Reproduce verbatim the entries beginning with the line containing "row-label-fast-roaming: Fast Roaming: [400, 315, 513, 364]" and ending with the line containing "remote-ap-operation-select-value: standard: [143, 407, 199, 422]", including both of those lines.

** begin **

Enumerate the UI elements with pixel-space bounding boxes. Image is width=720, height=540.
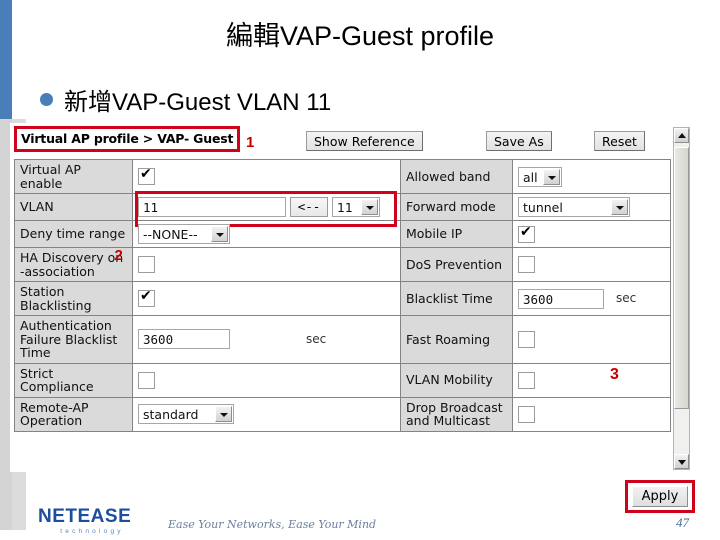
row-label-fast-roaming: Fast Roaming: [400, 315, 513, 364]
vlan-select[interactable]: 11: [331, 197, 380, 217]
row-value-virtual-ap-enable: [132, 159, 401, 194]
row-value-forward-mode: tunnel: [512, 193, 671, 221]
table-row: Virtual AP enable Allowed band all: [14, 159, 671, 194]
bullet-item: 新增VAP-Guest VLAN 11: [40, 82, 331, 117]
vertical-scrollbar[interactable]: [673, 127, 690, 470]
bullet-dot-icon: [40, 93, 53, 106]
reset-button[interactable]: Reset: [594, 131, 645, 151]
dos-prevention-checkbox[interactable]: [518, 256, 535, 273]
virtual-ap-profile-screenshot: Virtual AP profile > VAP- Guest 1 Show R…: [10, 123, 694, 472]
blacklist-time-unit: sec: [615, 291, 637, 305]
row-value-mobile-ip: [512, 220, 671, 248]
row-value-ha-discovery: [132, 247, 401, 282]
remote-ap-operation-select-value: standard: [143, 407, 199, 422]
deny-time-range-select[interactable]: --NONE--: [138, 224, 230, 244]
chevron-down-icon: [215, 406, 232, 422]
footer-tagline: Ease Your Networks, Ease Your Mind: [168, 518, 377, 531]
row-value-vlan-mobility: [512, 362, 671, 398]
table-row: Station Blacklisting Blacklist Time 3600…: [14, 281, 671, 316]
auth-failure-blacklist-time-unit: sec: [305, 331, 327, 346]
chevron-down-icon: [360, 199, 378, 215]
auth-failure-blacklist-time-input[interactable]: 3600: [138, 329, 230, 350]
apply-highlight-box: Apply: [625, 480, 695, 513]
vlan-text-input[interactable]: 11: [138, 197, 286, 217]
row-label-mobile-ip: Mobile IP: [400, 220, 513, 248]
page-number: 47: [676, 515, 689, 530]
apply-button[interactable]: Apply: [632, 486, 688, 507]
row-label-virtual-ap-enable: Virtual AP enable: [14, 159, 133, 194]
table-row: VLAN 2 11 <-- 11 Forward mode tunnel: [14, 191, 671, 263]
row-label-drop-broadcast-multicast: Drop Broadcast and Multicast: [400, 396, 513, 432]
save-as-button[interactable]: Save As: [486, 131, 552, 151]
row-label-vlan-mobility: VLAN Mobility: [400, 362, 513, 398]
scrollbar-thumb[interactable]: [674, 147, 689, 409]
allowed-band-select[interactable]: all: [518, 166, 562, 187]
annotation-marker-3: 3: [610, 366, 619, 383]
row-value-allowed-band: all: [512, 159, 671, 194]
row-value-blacklist-time: 3600 sec: [512, 281, 671, 316]
fast-roaming-checkbox[interactable]: [518, 330, 535, 348]
row-value-drop-broadcast-multicast: [512, 396, 671, 432]
strict-compliance-checkbox[interactable]: [138, 371, 155, 389]
row-value-dos-prevention: [512, 247, 671, 282]
forward-mode-select[interactable]: tunnel: [518, 197, 630, 217]
breadcrumb[interactable]: Virtual AP profile > VAP- Guest: [21, 131, 233, 146]
table-row: HA Discovery on -association DoS Prevent…: [14, 247, 671, 282]
row-value-station-blacklisting: [132, 281, 401, 316]
breadcrumb-highlight-box: Virtual AP profile > VAP- Guest: [14, 126, 241, 152]
row-label-remote-ap-operation: Remote-AP Operation: [14, 396, 133, 432]
table-row: Remote-AP Operation standard Drop Broadc…: [14, 396, 671, 432]
show-reference-button[interactable]: Show Reference: [306, 131, 423, 151]
vlan-select-value: 11: [336, 200, 353, 215]
allowed-band-select-value: all: [523, 169, 538, 185]
annotation-marker-1: 1: [246, 134, 255, 151]
mobile-ip-checkbox[interactable]: [518, 224, 535, 243]
table-row: Strict Compliance VLAN Mobility: [14, 362, 671, 398]
virtual-ap-enable-checkbox[interactable]: [138, 166, 155, 185]
bullet-item-label: 新增VAP-Guest VLAN 11: [64, 89, 332, 116]
webui-toolbar: Virtual AP profile > VAP- Guest 1 Show R…: [10, 123, 680, 158]
netease-logo: NETEASE technology: [38, 507, 146, 535]
scroll-down-arrow-icon[interactable]: [674, 454, 689, 469]
row-label-allowed-band: Allowed band: [400, 159, 513, 194]
chevron-down-icon: [211, 226, 228, 242]
station-blacklisting-checkbox[interactable]: [138, 288, 155, 307]
row-value-remote-ap-operation: standard: [132, 396, 401, 432]
row-value-deny-time-range: --NONE--: [132, 220, 401, 248]
drop-broadcast-multicast-checkbox[interactable]: [518, 405, 535, 423]
row-label-auth-failure-blacklist-time: Authentication Failure Blacklist Time: [14, 315, 133, 364]
remote-ap-operation-select[interactable]: standard: [138, 404, 234, 424]
table-row: Deny time range --NONE-- Mobile IP: [14, 220, 671, 248]
row-value-auth-failure-blacklist-time: 3600 sec: [132, 315, 401, 364]
scroll-up-arrow-icon[interactable]: [674, 128, 689, 143]
configuration-table: Virtual AP enable Allowed band all VLAN …: [14, 159, 671, 432]
chevron-down-icon: [543, 168, 560, 185]
logo-wordmark: NETEASE: [38, 506, 132, 527]
annotation-marker-2: 2: [114, 246, 123, 264]
row-label-strict-compliance: Strict Compliance: [14, 362, 133, 398]
ha-discovery-checkbox[interactable]: [138, 256, 155, 273]
forward-mode-select-value: tunnel: [523, 200, 563, 215]
logo-tagline-sub: technology: [60, 528, 124, 535]
vlan-assign-button[interactable]: <--: [289, 197, 328, 217]
row-value-vlan: 11 <-- 11: [132, 191, 401, 227]
row-value-fast-roaming: [512, 315, 671, 364]
page-title: 編輯VAP-Guest profile: [225, 21, 495, 51]
chevron-down-icon: [611, 199, 628, 215]
row-label-blacklist-time: Blacklist Time: [400, 281, 513, 316]
deny-time-range-select-value: --NONE--: [143, 227, 198, 242]
row-label-vlan: VLAN 2: [14, 193, 133, 263]
table-row: Authentication Failure Blacklist Time 36…: [14, 315, 671, 364]
blacklist-time-input[interactable]: 3600: [518, 288, 604, 309]
row-value-strict-compliance: [132, 362, 401, 398]
row-label-station-blacklisting: Station Blacklisting: [14, 281, 133, 316]
row-label-deny-time-range: Deny time range: [14, 220, 133, 248]
row-label-dos-prevention: DoS Prevention: [400, 247, 513, 282]
vlan-mobility-checkbox[interactable]: [518, 371, 535, 389]
vlan-label-text: VLAN: [20, 199, 54, 215]
row-label-forward-mode: Forward mode: [400, 193, 513, 221]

** end **

_Result for this task_
row-label-fast-roaming: Fast Roaming: [400, 315, 513, 364]
vlan-select[interactable]: 11: [331, 197, 380, 217]
row-value-virtual-ap-enable: [132, 159, 401, 194]
row-value-forward-mode: tunnel: [512, 193, 671, 221]
table-row: Virtual AP enable Allowed band all: [14, 159, 671, 194]
bullet-item: 新增VAP-Guest VLAN 11: [40, 82, 331, 117]
vertical-scrollbar[interactable]: [673, 127, 690, 470]
bullet-dot-icon: [40, 93, 53, 106]
reset-button[interactable]: Reset: [594, 131, 645, 151]
dos-prevention-checkbox[interactable]: [518, 256, 535, 273]
virtual-ap-profile-screenshot: Virtual AP profile > VAP- Guest 1 Show R…: [10, 123, 694, 472]
blacklist-time-unit: sec: [615, 291, 637, 305]
row-value-mobile-ip: [512, 220, 671, 248]
row-value-ha-discovery: [132, 247, 401, 282]
remote-ap-operation-select-value: standard: [143, 407, 199, 422]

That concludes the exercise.